Data tied to figure images:
*****
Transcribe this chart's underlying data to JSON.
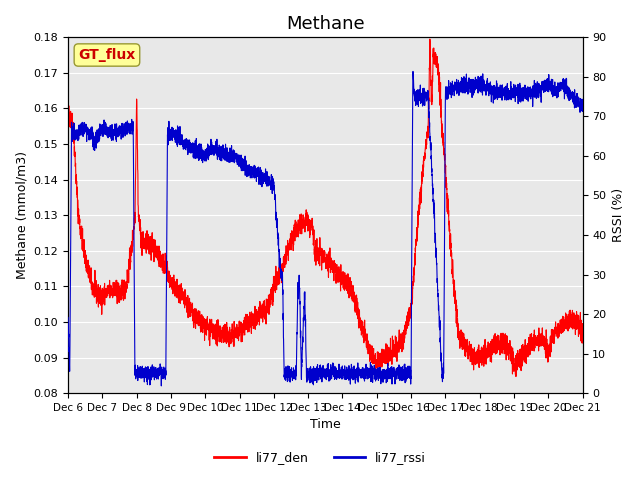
{
  "title": "Methane",
  "ylabel_left": "Methane (mmol/m3)",
  "ylabel_right": "RSSI (%)",
  "xlabel": "Time",
  "ylim_left": [
    0.08,
    0.18
  ],
  "ylim_right": [
    0,
    90
  ],
  "yticks_left": [
    0.08,
    0.09,
    0.1,
    0.11,
    0.12,
    0.13,
    0.14,
    0.15,
    0.16,
    0.17,
    0.18
  ],
  "yticks_right": [
    0,
    10,
    20,
    30,
    40,
    50,
    60,
    70,
    80,
    90
  ],
  "xtick_labels": [
    "Dec 6",
    "Dec 7",
    "Dec 8",
    "Dec 9",
    "Dec 10",
    "Dec 11",
    "Dec 12",
    "Dec 13",
    "Dec 14",
    "Dec 15",
    "Dec 16",
    "Dec 17",
    "Dec 18",
    "Dec 19",
    "Dec 20",
    "Dec 21"
  ],
  "color_red": "#ff0000",
  "color_blue": "#0000cc",
  "background_color": "#e8e8e8",
  "legend_label_red": "li77_den",
  "legend_label_blue": "li77_rssi",
  "annotation_text": "GT_flux",
  "annotation_color": "#cc0000",
  "annotation_bg": "#ffff99",
  "title_fontsize": 13,
  "red_xp": [
    0.0,
    0.15,
    0.3,
    0.5,
    0.7,
    0.9,
    1.0,
    1.1,
    1.3,
    1.5,
    1.7,
    1.85,
    1.95,
    2.0,
    2.05,
    2.15,
    2.3,
    2.5,
    2.7,
    2.9,
    3.0,
    3.2,
    3.4,
    3.6,
    3.8,
    4.0,
    4.2,
    4.4,
    4.6,
    4.8,
    5.0,
    5.2,
    5.4,
    5.6,
    5.8,
    6.0,
    6.2,
    6.4,
    6.6,
    6.8,
    6.9,
    6.95,
    7.0,
    7.05,
    7.1,
    7.2,
    7.3,
    7.4,
    7.5,
    7.7,
    7.9,
    8.0,
    8.2,
    8.4,
    8.6,
    8.8,
    9.0,
    9.2,
    9.4,
    9.6,
    9.8,
    10.0,
    10.1,
    10.2,
    10.3,
    10.4,
    10.5,
    10.55,
    10.6,
    10.65,
    10.7,
    10.8,
    10.9,
    11.0,
    11.2,
    11.4,
    11.6,
    11.8,
    12.0,
    12.2,
    12.4,
    12.6,
    12.8,
    12.85,
    12.9,
    12.95,
    13.0,
    13.2,
    13.4,
    13.6,
    13.8,
    14.0,
    14.2,
    14.4,
    14.6,
    14.8,
    15.0
  ],
  "red_yp": [
    0.159,
    0.155,
    0.13,
    0.118,
    0.11,
    0.107,
    0.107,
    0.108,
    0.109,
    0.108,
    0.11,
    0.12,
    0.13,
    0.165,
    0.13,
    0.122,
    0.122,
    0.121,
    0.118,
    0.114,
    0.111,
    0.108,
    0.106,
    0.103,
    0.1,
    0.099,
    0.097,
    0.097,
    0.096,
    0.096,
    0.098,
    0.099,
    0.1,
    0.102,
    0.104,
    0.11,
    0.113,
    0.12,
    0.125,
    0.128,
    0.128,
    0.129,
    0.128,
    0.126,
    0.128,
    0.12,
    0.119,
    0.119,
    0.118,
    0.116,
    0.113,
    0.112,
    0.11,
    0.105,
    0.097,
    0.092,
    0.089,
    0.09,
    0.091,
    0.093,
    0.096,
    0.104,
    0.116,
    0.128,
    0.138,
    0.148,
    0.155,
    0.178,
    0.16,
    0.175,
    0.174,
    0.172,
    0.154,
    0.143,
    0.115,
    0.096,
    0.093,
    0.091,
    0.09,
    0.091,
    0.093,
    0.094,
    0.093,
    0.092,
    0.091,
    0.09,
    0.088,
    0.09,
    0.092,
    0.095,
    0.095,
    0.092,
    0.098,
    0.099,
    0.101,
    0.1,
    0.097
  ],
  "blue_xp": [
    0.0,
    0.05,
    0.1,
    0.2,
    0.4,
    0.6,
    0.8,
    1.0,
    1.1,
    1.2,
    1.4,
    1.6,
    1.8,
    1.9,
    1.95,
    2.0,
    2.05,
    2.1,
    2.2,
    2.4,
    2.6,
    2.8,
    2.85,
    2.9,
    2.95,
    3.0,
    3.2,
    3.4,
    3.6,
    3.8,
    4.0,
    4.2,
    4.4,
    4.6,
    4.8,
    5.0,
    5.2,
    5.4,
    5.6,
    5.8,
    6.0,
    6.2,
    6.25,
    6.3,
    6.35,
    6.4,
    6.6,
    6.65,
    6.7,
    6.75,
    6.8,
    6.9,
    6.95,
    7.0,
    7.05,
    7.1,
    7.15,
    7.2,
    7.25,
    7.3,
    7.35,
    7.4,
    7.5,
    7.6,
    7.65,
    7.7,
    7.75,
    7.8,
    8.0,
    8.2,
    8.4,
    8.6,
    8.8,
    9.0,
    9.5,
    9.8,
    9.85,
    9.9,
    9.95,
    10.0,
    10.05,
    10.1,
    10.5,
    10.9,
    10.95,
    11.0,
    11.5,
    12.0,
    12.5,
    13.0,
    13.5,
    14.0,
    14.2,
    14.4,
    14.6,
    14.8,
    15.0
  ],
  "blue_yp": [
    20,
    5,
    67,
    65,
    67,
    66,
    64,
    67,
    67,
    66,
    66,
    67,
    67,
    68,
    5,
    5,
    5,
    5,
    5,
    5,
    5,
    5,
    5,
    66,
    66,
    66,
    65,
    63,
    62,
    61,
    60,
    62,
    61,
    60,
    60,
    59,
    57,
    56,
    55,
    54,
    53,
    30,
    30,
    5,
    5,
    5,
    5,
    5,
    26,
    27,
    5,
    26,
    5,
    5,
    5,
    5,
    5,
    5,
    5,
    5,
    5,
    5,
    5,
    5,
    5,
    5,
    5,
    5,
    5,
    5,
    5,
    5,
    5,
    5,
    5,
    5,
    5,
    5,
    5,
    5,
    82,
    75,
    75,
    5,
    5,
    76,
    78,
    78,
    76,
    76,
    76,
    78,
    76,
    78,
    76,
    74,
    72
  ]
}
*****
* TASK PROMPT *
All of the data needs repeating exactly, but the pictures do not.

* THE COMPLETED TASK *
Transcribe this chart's underlying data to JSON.
{
  "title": "Methane",
  "ylabel_left": "Methane (mmol/m3)",
  "ylabel_right": "RSSI (%)",
  "xlabel": "Time",
  "ylim_left": [
    0.08,
    0.18
  ],
  "ylim_right": [
    0,
    90
  ],
  "yticks_left": [
    0.08,
    0.09,
    0.1,
    0.11,
    0.12,
    0.13,
    0.14,
    0.15,
    0.16,
    0.17,
    0.18
  ],
  "yticks_right": [
    0,
    10,
    20,
    30,
    40,
    50,
    60,
    70,
    80,
    90
  ],
  "xtick_labels": [
    "Dec 6",
    "Dec 7",
    "Dec 8",
    "Dec 9",
    "Dec 10",
    "Dec 11",
    "Dec 12",
    "Dec 13",
    "Dec 14",
    "Dec 15",
    "Dec 16",
    "Dec 17",
    "Dec 18",
    "Dec 19",
    "Dec 20",
    "Dec 21"
  ],
  "color_red": "#ff0000",
  "color_blue": "#0000cc",
  "background_color": "#e8e8e8",
  "legend_label_red": "li77_den",
  "legend_label_blue": "li77_rssi",
  "annotation_text": "GT_flux",
  "annotation_color": "#cc0000",
  "annotation_bg": "#ffff99",
  "title_fontsize": 13,
  "red_xp": [
    0.0,
    0.15,
    0.3,
    0.5,
    0.7,
    0.9,
    1.0,
    1.1,
    1.3,
    1.5,
    1.7,
    1.85,
    1.95,
    2.0,
    2.05,
    2.15,
    2.3,
    2.5,
    2.7,
    2.9,
    3.0,
    3.2,
    3.4,
    3.6,
    3.8,
    4.0,
    4.2,
    4.4,
    4.6,
    4.8,
    5.0,
    5.2,
    5.4,
    5.6,
    5.8,
    6.0,
    6.2,
    6.4,
    6.6,
    6.8,
    6.9,
    6.95,
    7.0,
    7.05,
    7.1,
    7.2,
    7.3,
    7.4,
    7.5,
    7.7,
    7.9,
    8.0,
    8.2,
    8.4,
    8.6,
    8.8,
    9.0,
    9.2,
    9.4,
    9.6,
    9.8,
    10.0,
    10.1,
    10.2,
    10.3,
    10.4,
    10.5,
    10.55,
    10.6,
    10.65,
    10.7,
    10.8,
    10.9,
    11.0,
    11.2,
    11.4,
    11.6,
    11.8,
    12.0,
    12.2,
    12.4,
    12.6,
    12.8,
    12.85,
    12.9,
    12.95,
    13.0,
    13.2,
    13.4,
    13.6,
    13.8,
    14.0,
    14.2,
    14.4,
    14.6,
    14.8,
    15.0
  ],
  "red_yp": [
    0.159,
    0.155,
    0.13,
    0.118,
    0.11,
    0.107,
    0.107,
    0.108,
    0.109,
    0.108,
    0.11,
    0.12,
    0.13,
    0.165,
    0.13,
    0.122,
    0.122,
    0.121,
    0.118,
    0.114,
    0.111,
    0.108,
    0.106,
    0.103,
    0.1,
    0.099,
    0.097,
    0.097,
    0.096,
    0.096,
    0.098,
    0.099,
    0.1,
    0.102,
    0.104,
    0.11,
    0.113,
    0.12,
    0.125,
    0.128,
    0.128,
    0.129,
    0.128,
    0.126,
    0.128,
    0.12,
    0.119,
    0.119,
    0.118,
    0.116,
    0.113,
    0.112,
    0.11,
    0.105,
    0.097,
    0.092,
    0.089,
    0.09,
    0.091,
    0.093,
    0.096,
    0.104,
    0.116,
    0.128,
    0.138,
    0.148,
    0.155,
    0.178,
    0.16,
    0.175,
    0.174,
    0.172,
    0.154,
    0.143,
    0.115,
    0.096,
    0.093,
    0.091,
    0.09,
    0.091,
    0.093,
    0.094,
    0.093,
    0.092,
    0.091,
    0.09,
    0.088,
    0.09,
    0.092,
    0.095,
    0.095,
    0.092,
    0.098,
    0.099,
    0.101,
    0.1,
    0.097
  ],
  "blue_xp": [
    0.0,
    0.05,
    0.1,
    0.2,
    0.4,
    0.6,
    0.8,
    1.0,
    1.1,
    1.2,
    1.4,
    1.6,
    1.8,
    1.9,
    1.95,
    2.0,
    2.05,
    2.1,
    2.2,
    2.4,
    2.6,
    2.8,
    2.85,
    2.9,
    2.95,
    3.0,
    3.2,
    3.4,
    3.6,
    3.8,
    4.0,
    4.2,
    4.4,
    4.6,
    4.8,
    5.0,
    5.2,
    5.4,
    5.6,
    5.8,
    6.0,
    6.2,
    6.25,
    6.3,
    6.35,
    6.4,
    6.6,
    6.65,
    6.7,
    6.75,
    6.8,
    6.9,
    6.95,
    7.0,
    7.05,
    7.1,
    7.15,
    7.2,
    7.25,
    7.3,
    7.35,
    7.4,
    7.5,
    7.6,
    7.65,
    7.7,
    7.75,
    7.8,
    8.0,
    8.2,
    8.4,
    8.6,
    8.8,
    9.0,
    9.5,
    9.8,
    9.85,
    9.9,
    9.95,
    10.0,
    10.05,
    10.1,
    10.5,
    10.9,
    10.95,
    11.0,
    11.5,
    12.0,
    12.5,
    13.0,
    13.5,
    14.0,
    14.2,
    14.4,
    14.6,
    14.8,
    15.0
  ],
  "blue_yp": [
    20,
    5,
    67,
    65,
    67,
    66,
    64,
    67,
    67,
    66,
    66,
    67,
    67,
    68,
    5,
    5,
    5,
    5,
    5,
    5,
    5,
    5,
    5,
    66,
    66,
    66,
    65,
    63,
    62,
    61,
    60,
    62,
    61,
    60,
    60,
    59,
    57,
    56,
    55,
    54,
    53,
    30,
    30,
    5,
    5,
    5,
    5,
    5,
    26,
    27,
    5,
    26,
    5,
    5,
    5,
    5,
    5,
    5,
    5,
    5,
    5,
    5,
    5,
    5,
    5,
    5,
    5,
    5,
    5,
    5,
    5,
    5,
    5,
    5,
    5,
    5,
    5,
    5,
    5,
    5,
    82,
    75,
    75,
    5,
    5,
    76,
    78,
    78,
    76,
    76,
    76,
    78,
    76,
    78,
    76,
    74,
    72
  ]
}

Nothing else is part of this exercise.